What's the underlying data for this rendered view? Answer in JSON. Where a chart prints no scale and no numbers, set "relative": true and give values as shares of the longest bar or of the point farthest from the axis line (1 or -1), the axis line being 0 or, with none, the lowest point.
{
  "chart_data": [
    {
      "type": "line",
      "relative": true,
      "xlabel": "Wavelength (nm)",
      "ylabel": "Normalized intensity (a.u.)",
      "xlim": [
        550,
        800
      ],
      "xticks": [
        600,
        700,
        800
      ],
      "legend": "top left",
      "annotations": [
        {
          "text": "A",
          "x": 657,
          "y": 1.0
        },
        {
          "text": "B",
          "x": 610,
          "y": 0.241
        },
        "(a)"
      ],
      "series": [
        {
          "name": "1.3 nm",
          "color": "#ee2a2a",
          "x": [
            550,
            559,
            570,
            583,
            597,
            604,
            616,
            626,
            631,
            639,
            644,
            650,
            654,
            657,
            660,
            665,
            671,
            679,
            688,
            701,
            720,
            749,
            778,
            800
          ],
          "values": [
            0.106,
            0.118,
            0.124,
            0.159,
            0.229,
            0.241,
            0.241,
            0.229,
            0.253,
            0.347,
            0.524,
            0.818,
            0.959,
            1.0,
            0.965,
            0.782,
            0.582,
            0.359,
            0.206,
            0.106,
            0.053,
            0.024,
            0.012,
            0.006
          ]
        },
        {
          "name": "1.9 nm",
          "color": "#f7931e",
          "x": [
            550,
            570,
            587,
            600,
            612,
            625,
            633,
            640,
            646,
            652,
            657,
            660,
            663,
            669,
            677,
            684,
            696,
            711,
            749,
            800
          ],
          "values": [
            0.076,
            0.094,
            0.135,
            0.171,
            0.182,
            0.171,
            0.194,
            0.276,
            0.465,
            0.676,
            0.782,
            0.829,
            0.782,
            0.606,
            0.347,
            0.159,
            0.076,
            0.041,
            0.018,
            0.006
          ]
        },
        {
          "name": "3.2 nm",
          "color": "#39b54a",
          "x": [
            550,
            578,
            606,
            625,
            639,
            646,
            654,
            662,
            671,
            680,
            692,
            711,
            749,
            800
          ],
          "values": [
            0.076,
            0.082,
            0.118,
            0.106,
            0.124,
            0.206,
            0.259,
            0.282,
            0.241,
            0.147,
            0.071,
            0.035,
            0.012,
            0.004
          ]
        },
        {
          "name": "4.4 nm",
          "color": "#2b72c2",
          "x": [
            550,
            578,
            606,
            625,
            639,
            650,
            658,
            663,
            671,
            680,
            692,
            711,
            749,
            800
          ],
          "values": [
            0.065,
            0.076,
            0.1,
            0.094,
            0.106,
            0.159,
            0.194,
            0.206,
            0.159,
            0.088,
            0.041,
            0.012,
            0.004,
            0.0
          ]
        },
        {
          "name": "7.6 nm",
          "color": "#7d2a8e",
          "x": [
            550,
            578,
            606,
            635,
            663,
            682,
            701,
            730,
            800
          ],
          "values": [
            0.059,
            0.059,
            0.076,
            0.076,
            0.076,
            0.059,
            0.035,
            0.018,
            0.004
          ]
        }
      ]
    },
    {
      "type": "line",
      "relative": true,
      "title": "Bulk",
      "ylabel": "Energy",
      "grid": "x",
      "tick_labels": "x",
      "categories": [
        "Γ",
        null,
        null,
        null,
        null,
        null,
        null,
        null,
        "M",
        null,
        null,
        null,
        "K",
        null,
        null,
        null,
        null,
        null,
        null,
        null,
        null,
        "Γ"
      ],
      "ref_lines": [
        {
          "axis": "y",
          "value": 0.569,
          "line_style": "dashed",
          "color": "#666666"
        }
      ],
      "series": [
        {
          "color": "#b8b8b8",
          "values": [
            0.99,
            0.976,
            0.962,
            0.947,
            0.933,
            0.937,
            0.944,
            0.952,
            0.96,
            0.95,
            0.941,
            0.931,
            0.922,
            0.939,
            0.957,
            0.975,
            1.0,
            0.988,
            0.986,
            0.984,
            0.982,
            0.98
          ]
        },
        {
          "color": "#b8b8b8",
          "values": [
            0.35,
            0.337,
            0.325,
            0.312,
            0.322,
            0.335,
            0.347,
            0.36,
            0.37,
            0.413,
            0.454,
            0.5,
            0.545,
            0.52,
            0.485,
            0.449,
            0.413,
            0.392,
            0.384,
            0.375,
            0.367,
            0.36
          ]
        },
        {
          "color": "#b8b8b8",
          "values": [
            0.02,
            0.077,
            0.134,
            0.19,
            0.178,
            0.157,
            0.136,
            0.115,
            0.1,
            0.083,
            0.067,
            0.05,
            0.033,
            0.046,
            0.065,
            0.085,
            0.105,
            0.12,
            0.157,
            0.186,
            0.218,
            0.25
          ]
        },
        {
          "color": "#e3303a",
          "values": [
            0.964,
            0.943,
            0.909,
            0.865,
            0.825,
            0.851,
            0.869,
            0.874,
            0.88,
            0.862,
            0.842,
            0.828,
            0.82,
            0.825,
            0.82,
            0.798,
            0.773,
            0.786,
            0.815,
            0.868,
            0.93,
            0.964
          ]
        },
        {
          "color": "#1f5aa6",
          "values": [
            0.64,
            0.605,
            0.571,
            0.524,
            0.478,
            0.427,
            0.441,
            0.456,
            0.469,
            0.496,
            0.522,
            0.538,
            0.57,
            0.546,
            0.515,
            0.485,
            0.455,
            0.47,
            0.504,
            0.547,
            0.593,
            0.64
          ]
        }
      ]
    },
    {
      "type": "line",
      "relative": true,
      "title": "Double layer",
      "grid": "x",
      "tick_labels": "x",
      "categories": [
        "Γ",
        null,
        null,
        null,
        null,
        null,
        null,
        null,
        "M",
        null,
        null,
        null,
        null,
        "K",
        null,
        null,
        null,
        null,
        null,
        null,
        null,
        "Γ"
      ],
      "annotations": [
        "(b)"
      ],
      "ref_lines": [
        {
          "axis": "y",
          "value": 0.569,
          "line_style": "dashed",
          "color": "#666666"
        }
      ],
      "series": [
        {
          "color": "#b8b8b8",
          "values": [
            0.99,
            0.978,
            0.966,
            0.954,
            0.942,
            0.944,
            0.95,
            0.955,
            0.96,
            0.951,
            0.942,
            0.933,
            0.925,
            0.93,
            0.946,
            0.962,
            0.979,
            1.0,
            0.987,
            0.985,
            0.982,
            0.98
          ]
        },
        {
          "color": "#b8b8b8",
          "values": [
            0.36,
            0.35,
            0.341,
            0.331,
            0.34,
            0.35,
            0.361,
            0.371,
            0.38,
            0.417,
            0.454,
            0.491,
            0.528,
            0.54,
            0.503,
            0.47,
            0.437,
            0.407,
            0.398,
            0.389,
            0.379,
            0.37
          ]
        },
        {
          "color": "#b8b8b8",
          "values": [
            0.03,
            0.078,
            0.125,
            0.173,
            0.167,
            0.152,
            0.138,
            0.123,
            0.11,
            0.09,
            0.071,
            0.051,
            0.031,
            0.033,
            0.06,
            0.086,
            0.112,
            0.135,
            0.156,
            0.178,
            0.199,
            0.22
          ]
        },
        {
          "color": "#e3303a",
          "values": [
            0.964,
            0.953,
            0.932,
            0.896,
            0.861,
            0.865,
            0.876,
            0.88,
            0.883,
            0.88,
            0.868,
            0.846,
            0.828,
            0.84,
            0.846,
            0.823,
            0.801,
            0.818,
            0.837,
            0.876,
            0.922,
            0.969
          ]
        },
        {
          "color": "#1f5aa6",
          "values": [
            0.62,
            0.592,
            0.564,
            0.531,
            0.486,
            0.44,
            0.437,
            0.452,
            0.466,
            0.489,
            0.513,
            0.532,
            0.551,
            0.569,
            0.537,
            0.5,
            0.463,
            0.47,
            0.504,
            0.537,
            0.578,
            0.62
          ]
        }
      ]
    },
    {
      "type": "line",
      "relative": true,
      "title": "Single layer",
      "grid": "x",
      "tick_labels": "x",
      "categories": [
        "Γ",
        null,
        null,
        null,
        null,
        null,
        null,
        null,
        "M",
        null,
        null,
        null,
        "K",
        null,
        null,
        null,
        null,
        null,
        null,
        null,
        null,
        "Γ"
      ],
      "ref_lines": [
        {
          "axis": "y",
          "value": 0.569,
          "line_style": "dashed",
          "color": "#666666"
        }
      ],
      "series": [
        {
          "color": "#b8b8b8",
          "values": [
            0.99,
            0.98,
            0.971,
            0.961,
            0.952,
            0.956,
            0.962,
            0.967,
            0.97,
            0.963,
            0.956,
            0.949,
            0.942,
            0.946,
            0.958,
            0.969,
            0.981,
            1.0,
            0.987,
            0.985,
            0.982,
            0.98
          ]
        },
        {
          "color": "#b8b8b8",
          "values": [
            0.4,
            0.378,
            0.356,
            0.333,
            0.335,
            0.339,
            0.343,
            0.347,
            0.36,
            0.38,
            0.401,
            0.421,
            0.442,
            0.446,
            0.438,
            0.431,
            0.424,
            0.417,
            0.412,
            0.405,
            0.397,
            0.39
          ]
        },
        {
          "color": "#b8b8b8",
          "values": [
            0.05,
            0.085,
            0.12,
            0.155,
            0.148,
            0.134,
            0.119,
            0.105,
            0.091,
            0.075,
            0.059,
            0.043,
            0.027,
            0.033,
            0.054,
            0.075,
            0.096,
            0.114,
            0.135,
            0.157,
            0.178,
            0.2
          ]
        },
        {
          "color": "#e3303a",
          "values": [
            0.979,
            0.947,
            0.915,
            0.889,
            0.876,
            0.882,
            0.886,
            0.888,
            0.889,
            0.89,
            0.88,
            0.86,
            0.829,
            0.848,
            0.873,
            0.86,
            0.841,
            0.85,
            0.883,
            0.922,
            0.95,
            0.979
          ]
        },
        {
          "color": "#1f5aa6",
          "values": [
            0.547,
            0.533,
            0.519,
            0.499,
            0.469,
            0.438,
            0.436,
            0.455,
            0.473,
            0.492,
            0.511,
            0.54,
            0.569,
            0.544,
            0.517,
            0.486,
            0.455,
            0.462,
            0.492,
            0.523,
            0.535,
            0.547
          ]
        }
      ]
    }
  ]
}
+++
◆ Exercise goal
Which lines contain "layer"? Copy each of them.

◆ Solution to this task
      "title": "Double layer",
      "title": "Single layer",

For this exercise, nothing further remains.